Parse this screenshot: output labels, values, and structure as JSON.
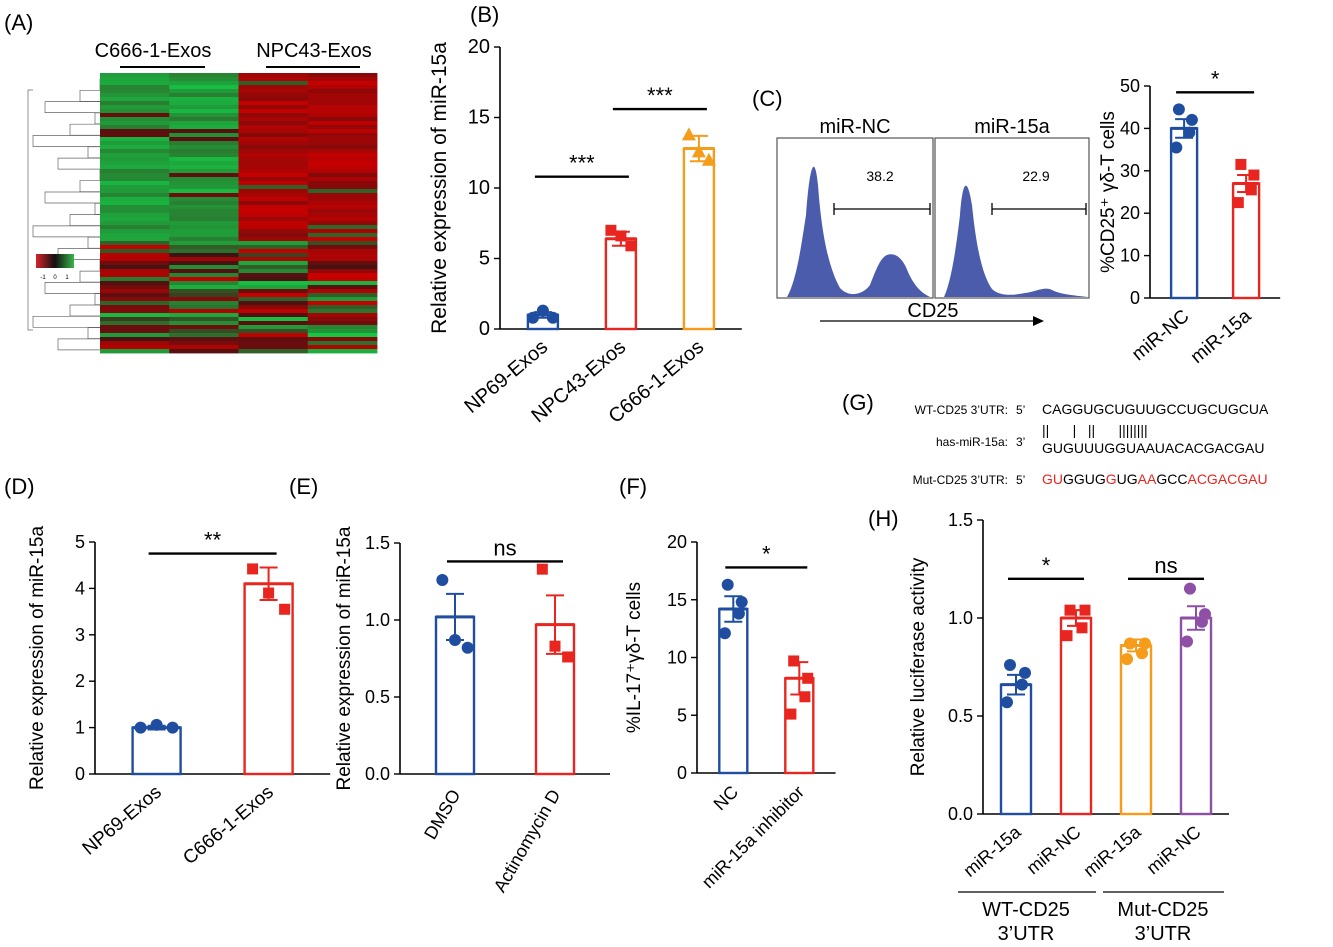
{
  "colors": {
    "blue": "#1f4ea1",
    "red": "#e8261f",
    "orange": "#f59c1a",
    "purple": "#8e4fa6",
    "flow_fill": "#4a5cab",
    "seq_red": "#e8261f"
  },
  "heatmap": {
    "panel_label": "(A)",
    "group_labels": [
      "C666-1-Exos",
      "NPC43-Exos"
    ],
    "legend_ticks": [
      "-1",
      "0",
      "1"
    ]
  },
  "flow": {
    "panel_label": "(C)",
    "left_title": "miR-NC",
    "left_value": "38.2",
    "right_title": "miR-15a",
    "right_value": "22.9",
    "xlabel": "CD25"
  },
  "sequence": {
    "panel_label": "(G)",
    "wt_label": "WT-CD25 3’UTR:",
    "wt_end": "5’",
    "wt_seq": "CAGGUGCUGUUGCCUGCUGCUA",
    "pair_marks": "||      |   ||      ||||||||",
    "mir_label": "has-miR-15a:",
    "mir_end": "3’",
    "mir_seq": "GUGUUUGGUAAUACACGACGAU",
    "mut_label": "Mut-CD25 3’UTR:",
    "mut_end": "5’",
    "mut_segments": [
      {
        "t": "GU",
        "red": true
      },
      {
        "t": "GGUG",
        "red": false
      },
      {
        "t": "G",
        "red": true
      },
      {
        "t": "UG",
        "red": false
      },
      {
        "t": "AA",
        "red": true
      },
      {
        "t": "GCC",
        "red": false
      },
      {
        "t": "ACGACGAU",
        "red": true
      }
    ]
  },
  "h_groups": {
    "wt_line1": "WT-CD25",
    "wt_line2": "3’UTR",
    "mut_line1": "Mut-CD25",
    "mut_line2": "3’UTR"
  },
  "chart_data": [
    {
      "id": "B",
      "type": "bar",
      "panel_label": "(B)",
      "ylabel": "Relative expression of miR-15a",
      "ylim": [
        0,
        20
      ],
      "yticks": [
        "0",
        "5",
        "10",
        "15",
        "20"
      ],
      "categories": [
        "NP69-Exos",
        "NPC43-Exos",
        "C666-1-Exos"
      ],
      "values": [
        1.0,
        6.4,
        12.8
      ],
      "errors": [
        0.2,
        0.5,
        0.9
      ],
      "points": [
        [
          0.8,
          1.3,
          0.8
        ],
        [
          7.0,
          6.6,
          5.9
        ],
        [
          13.8,
          12.6,
          12.0
        ]
      ],
      "colors": [
        "blue",
        "red",
        "orange"
      ],
      "markers": [
        "circle",
        "square",
        "triangle"
      ],
      "sig": [
        {
          "from": 0,
          "to": 1,
          "label": "***",
          "y": 10.8
        },
        {
          "from": 1,
          "to": 2,
          "label": "***",
          "y": 15.6
        }
      ]
    },
    {
      "id": "C",
      "type": "bar",
      "panel_label": "",
      "ylabel": "%CD25⁺ γδ-T cells",
      "ylim": [
        0,
        50
      ],
      "yticks": [
        "0",
        "10",
        "20",
        "30",
        "40",
        "50"
      ],
      "categories": [
        "miR-NC",
        "miR-15a"
      ],
      "values": [
        40.0,
        27.0
      ],
      "errors": [
        2.2,
        2.0
      ],
      "points": [
        [
          44.5,
          42.0,
          39.0,
          35.5
        ],
        [
          31.5,
          29.0,
          25.5,
          22.5
        ]
      ],
      "colors": [
        "blue",
        "red"
      ],
      "markers": [
        "circle",
        "square"
      ],
      "sig": [
        {
          "from": 0,
          "to": 1,
          "label": "*",
          "y": 48.5
        }
      ]
    },
    {
      "id": "D",
      "type": "bar",
      "panel_label": "(D)",
      "ylabel": "Relative expression of miR-15a",
      "ylim": [
        0,
        5
      ],
      "yticks": [
        "0",
        "1",
        "2",
        "3",
        "4",
        "5"
      ],
      "categories": [
        "NP69-Exos",
        "C666-1-Exos"
      ],
      "values": [
        1.0,
        4.1
      ],
      "errors": [
        0.04,
        0.35
      ],
      "points": [
        [
          1.0,
          1.06,
          1.0
        ],
        [
          4.42,
          3.9,
          3.55
        ]
      ],
      "colors": [
        "blue",
        "red"
      ],
      "markers": [
        "circle",
        "square"
      ],
      "sig": [
        {
          "from": 0,
          "to": 1,
          "label": "**",
          "y": 4.75
        }
      ]
    },
    {
      "id": "E",
      "type": "bar",
      "panel_label": "(E)",
      "ylabel": "Relative expression of miR-15a",
      "ylim": [
        0,
        1.5
      ],
      "yticks": [
        "0.0",
        "0.5",
        "1.0",
        "1.5"
      ],
      "categories": [
        "DMSO",
        "Actinomycin D"
      ],
      "values": [
        1.02,
        0.97
      ],
      "errors": [
        0.15,
        0.19
      ],
      "points": [
        [
          1.26,
          0.87,
          0.82
        ],
        [
          1.33,
          0.83,
          0.76
        ]
      ],
      "colors": [
        "blue",
        "red"
      ],
      "markers": [
        "circle",
        "square"
      ],
      "sig": [
        {
          "from": 0,
          "to": 1,
          "label": "ns",
          "y": 1.38
        }
      ]
    },
    {
      "id": "F",
      "type": "bar",
      "panel_label": "(F)",
      "ylabel": "%IL-17⁺γδ-T cells",
      "ylim": [
        0,
        20
      ],
      "yticks": [
        "0",
        "5",
        "10",
        "15",
        "20"
      ],
      "categories": [
        "NC",
        "miR-15a inhibitor"
      ],
      "values": [
        14.2,
        8.2
      ],
      "errors": [
        1.1,
        1.4
      ],
      "points": [
        [
          16.3,
          14.8,
          13.8,
          12.1
        ],
        [
          9.7,
          8.2,
          6.6,
          5.1
        ]
      ],
      "colors": [
        "blue",
        "red"
      ],
      "markers": [
        "circle",
        "square"
      ],
      "sig": [
        {
          "from": 0,
          "to": 1,
          "label": "*",
          "y": 17.8
        }
      ]
    },
    {
      "id": "H",
      "type": "bar",
      "panel_label": "(H)",
      "ylabel": "Relative luciferase activity",
      "ylim": [
        0,
        1.5
      ],
      "yticks": [
        "0.0",
        "0.5",
        "1.0",
        "1.5"
      ],
      "categories": [
        "miR-15a",
        "miR-NC",
        "miR-15a",
        "miR-NC"
      ],
      "values": [
        0.66,
        1.0,
        0.86,
        1.0
      ],
      "errors": [
        0.05,
        0.04,
        0.03,
        0.06
      ],
      "points": [
        [
          0.76,
          0.72,
          0.66,
          0.57
        ],
        [
          1.04,
          1.04,
          0.95,
          0.91
        ],
        [
          0.87,
          0.87,
          0.82,
          0.79
        ],
        [
          1.15,
          1.02,
          0.98,
          0.88
        ]
      ],
      "colors": [
        "blue",
        "red",
        "orange",
        "purple"
      ],
      "markers": [
        "circle",
        "square",
        "circle",
        "circle"
      ],
      "sig": [
        {
          "from": 0,
          "to": 1,
          "label": "*",
          "y": 1.2
        },
        {
          "from": 2,
          "to": 3,
          "label": "ns",
          "y": 1.2
        }
      ]
    }
  ]
}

= = = = =

Work instructions » Leave out the pictures and print each record exactly as it stands.

Problem solution »
Parse this screenshot: output labels, values, and structure as JSON.
{
  "colors": {
    "blue": "#1f4ea1",
    "red": "#e8261f",
    "orange": "#f59c1a",
    "purple": "#8e4fa6",
    "flow_fill": "#4a5cab",
    "seq_red": "#e8261f"
  },
  "heatmap": {
    "panel_label": "(A)",
    "group_labels": [
      "C666-1-Exos",
      "NPC43-Exos"
    ],
    "legend_ticks": [
      "-1",
      "0",
      "1"
    ]
  },
  "flow": {
    "panel_label": "(C)",
    "left_title": "miR-NC",
    "left_value": "38.2",
    "right_title": "miR-15a",
    "right_value": "22.9",
    "xlabel": "CD25"
  },
  "sequence": {
    "panel_label": "(G)",
    "wt_label": "WT-CD25 3’UTR:",
    "wt_end": "5’",
    "wt_seq": "CAGGUGCUGUUGCCUGCUGCUA",
    "pair_marks": "||      |   ||      ||||||||",
    "mir_label": "has-miR-15a:",
    "mir_end": "3’",
    "mir_seq": "GUGUUUGGUAAUACACGACGAU",
    "mut_label": "Mut-CD25 3’UTR:",
    "mut_end": "5’",
    "mut_segments": [
      {
        "t": "GU",
        "red": true
      },
      {
        "t": "GGUG",
        "red": false
      },
      {
        "t": "G",
        "red": true
      },
      {
        "t": "UG",
        "red": false
      },
      {
        "t": "AA",
        "red": true
      },
      {
        "t": "GCC",
        "red": false
      },
      {
        "t": "ACGACGAU",
        "red": true
      }
    ]
  },
  "h_groups": {
    "wt_line1": "WT-CD25",
    "wt_line2": "3’UTR",
    "mut_line1": "Mut-CD25",
    "mut_line2": "3’UTR"
  },
  "chart_data": [
    {
      "id": "B",
      "type": "bar",
      "panel_label": "(B)",
      "ylabel": "Relative expression of miR-15a",
      "ylim": [
        0,
        20
      ],
      "yticks": [
        "0",
        "5",
        "10",
        "15",
        "20"
      ],
      "categories": [
        "NP69-Exos",
        "NPC43-Exos",
        "C666-1-Exos"
      ],
      "values": [
        1.0,
        6.4,
        12.8
      ],
      "errors": [
        0.2,
        0.5,
        0.9
      ],
      "points": [
        [
          0.8,
          1.3,
          0.8
        ],
        [
          7.0,
          6.6,
          5.9
        ],
        [
          13.8,
          12.6,
          12.0
        ]
      ],
      "colors": [
        "blue",
        "red",
        "orange"
      ],
      "markers": [
        "circle",
        "square",
        "triangle"
      ],
      "sig": [
        {
          "from": 0,
          "to": 1,
          "label": "***",
          "y": 10.8
        },
        {
          "from": 1,
          "to": 2,
          "label": "***",
          "y": 15.6
        }
      ]
    },
    {
      "id": "C",
      "type": "bar",
      "panel_label": "",
      "ylabel": "%CD25⁺ γδ-T cells",
      "ylim": [
        0,
        50
      ],
      "yticks": [
        "0",
        "10",
        "20",
        "30",
        "40",
        "50"
      ],
      "categories": [
        "miR-NC",
        "miR-15a"
      ],
      "values": [
        40.0,
        27.0
      ],
      "errors": [
        2.2,
        2.0
      ],
      "points": [
        [
          44.5,
          42.0,
          39.0,
          35.5
        ],
        [
          31.5,
          29.0,
          25.5,
          22.5
        ]
      ],
      "colors": [
        "blue",
        "red"
      ],
      "markers": [
        "circle",
        "square"
      ],
      "sig": [
        {
          "from": 0,
          "to": 1,
          "label": "*",
          "y": 48.5
        }
      ]
    },
    {
      "id": "D",
      "type": "bar",
      "panel_label": "(D)",
      "ylabel": "Relative expression of miR-15a",
      "ylim": [
        0,
        5
      ],
      "yticks": [
        "0",
        "1",
        "2",
        "3",
        "4",
        "5"
      ],
      "categories": [
        "NP69-Exos",
        "C666-1-Exos"
      ],
      "values": [
        1.0,
        4.1
      ],
      "errors": [
        0.04,
        0.35
      ],
      "points": [
        [
          1.0,
          1.06,
          1.0
        ],
        [
          4.42,
          3.9,
          3.55
        ]
      ],
      "colors": [
        "blue",
        "red"
      ],
      "markers": [
        "circle",
        "square"
      ],
      "sig": [
        {
          "from": 0,
          "to": 1,
          "label": "**",
          "y": 4.75
        }
      ]
    },
    {
      "id": "E",
      "type": "bar",
      "panel_label": "(E)",
      "ylabel": "Relative expression of miR-15a",
      "ylim": [
        0,
        1.5
      ],
      "yticks": [
        "0.0",
        "0.5",
        "1.0",
        "1.5"
      ],
      "categories": [
        "DMSO",
        "Actinomycin D"
      ],
      "values": [
        1.02,
        0.97
      ],
      "errors": [
        0.15,
        0.19
      ],
      "points": [
        [
          1.26,
          0.87,
          0.82
        ],
        [
          1.33,
          0.83,
          0.76
        ]
      ],
      "colors": [
        "blue",
        "red"
      ],
      "markers": [
        "circle",
        "square"
      ],
      "sig": [
        {
          "from": 0,
          "to": 1,
          "label": "ns",
          "y": 1.38
        }
      ]
    },
    {
      "id": "F",
      "type": "bar",
      "panel_label": "(F)",
      "ylabel": "%IL-17⁺γδ-T cells",
      "ylim": [
        0,
        20
      ],
      "yticks": [
        "0",
        "5",
        "10",
        "15",
        "20"
      ],
      "categories": [
        "NC",
        "miR-15a inhibitor"
      ],
      "values": [
        14.2,
        8.2
      ],
      "errors": [
        1.1,
        1.4
      ],
      "points": [
        [
          16.3,
          14.8,
          13.8,
          12.1
        ],
        [
          9.7,
          8.2,
          6.6,
          5.1
        ]
      ],
      "colors": [
        "blue",
        "red"
      ],
      "markers": [
        "circle",
        "square"
      ],
      "sig": [
        {
          "from": 0,
          "to": 1,
          "label": "*",
          "y": 17.8
        }
      ]
    },
    {
      "id": "H",
      "type": "bar",
      "panel_label": "(H)",
      "ylabel": "Relative luciferase activity",
      "ylim": [
        0,
        1.5
      ],
      "yticks": [
        "0.0",
        "0.5",
        "1.0",
        "1.5"
      ],
      "categories": [
        "miR-15a",
        "miR-NC",
        "miR-15a",
        "miR-NC"
      ],
      "values": [
        0.66,
        1.0,
        0.86,
        1.0
      ],
      "errors": [
        0.05,
        0.04,
        0.03,
        0.06
      ],
      "points": [
        [
          0.76,
          0.72,
          0.66,
          0.57
        ],
        [
          1.04,
          1.04,
          0.95,
          0.91
        ],
        [
          0.87,
          0.87,
          0.82,
          0.79
        ],
        [
          1.15,
          1.02,
          0.98,
          0.88
        ]
      ],
      "colors": [
        "blue",
        "red",
        "orange",
        "purple"
      ],
      "markers": [
        "circle",
        "square",
        "circle",
        "circle"
      ],
      "sig": [
        {
          "from": 0,
          "to": 1,
          "label": "*",
          "y": 1.2
        },
        {
          "from": 2,
          "to": 3,
          "label": "ns",
          "y": 1.2
        }
      ]
    }
  ]
}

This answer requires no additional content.